(Saved data entries)
★ ★ ★ ★ ★ ★ ★

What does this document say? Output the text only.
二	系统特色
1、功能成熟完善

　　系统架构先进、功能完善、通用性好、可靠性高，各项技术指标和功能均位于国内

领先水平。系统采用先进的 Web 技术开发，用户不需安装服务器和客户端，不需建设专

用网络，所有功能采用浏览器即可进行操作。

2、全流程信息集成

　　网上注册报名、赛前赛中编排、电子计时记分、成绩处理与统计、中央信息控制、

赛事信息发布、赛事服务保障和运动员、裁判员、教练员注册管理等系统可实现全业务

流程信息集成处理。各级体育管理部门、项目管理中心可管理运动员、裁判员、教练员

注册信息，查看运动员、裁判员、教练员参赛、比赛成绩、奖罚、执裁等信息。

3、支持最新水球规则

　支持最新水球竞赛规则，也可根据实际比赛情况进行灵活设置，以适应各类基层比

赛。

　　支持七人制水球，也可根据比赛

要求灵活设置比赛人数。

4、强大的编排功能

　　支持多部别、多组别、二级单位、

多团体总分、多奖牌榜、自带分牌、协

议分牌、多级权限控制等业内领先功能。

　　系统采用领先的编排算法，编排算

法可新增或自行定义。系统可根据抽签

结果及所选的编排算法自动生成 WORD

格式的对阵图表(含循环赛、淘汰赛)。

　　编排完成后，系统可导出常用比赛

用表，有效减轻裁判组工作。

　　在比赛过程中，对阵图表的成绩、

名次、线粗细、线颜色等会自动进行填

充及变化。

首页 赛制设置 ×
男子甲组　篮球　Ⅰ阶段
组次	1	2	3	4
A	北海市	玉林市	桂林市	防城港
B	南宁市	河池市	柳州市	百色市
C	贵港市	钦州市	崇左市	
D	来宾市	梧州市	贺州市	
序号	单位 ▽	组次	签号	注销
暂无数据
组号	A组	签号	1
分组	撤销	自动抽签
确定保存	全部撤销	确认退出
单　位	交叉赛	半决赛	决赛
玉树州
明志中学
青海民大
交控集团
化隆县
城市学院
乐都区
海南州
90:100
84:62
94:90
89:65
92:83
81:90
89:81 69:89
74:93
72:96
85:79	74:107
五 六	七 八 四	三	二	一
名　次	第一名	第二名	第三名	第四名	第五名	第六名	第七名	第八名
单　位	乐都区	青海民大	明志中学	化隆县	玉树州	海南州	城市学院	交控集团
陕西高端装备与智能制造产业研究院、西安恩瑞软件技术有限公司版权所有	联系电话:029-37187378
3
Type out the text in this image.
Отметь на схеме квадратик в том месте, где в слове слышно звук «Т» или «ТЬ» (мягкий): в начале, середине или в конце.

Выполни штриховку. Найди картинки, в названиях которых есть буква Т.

★ ★ ★ ★ ★ ★ ★

Copy exactly the lines of the listing above, beginning at the line with "Type out the text in this image." and ending at its final line; write out nothing else.

▶ _FINISHED ANSWER_:
Type out the text in this image.
Отметь на схеме квадратик в том месте, где в слове слышно звук «Т» или «ТЬ» (мягкий): в начале, середине или в конце.

Выполни штриховку. Найди картинки, в названиях которых есть буква Т.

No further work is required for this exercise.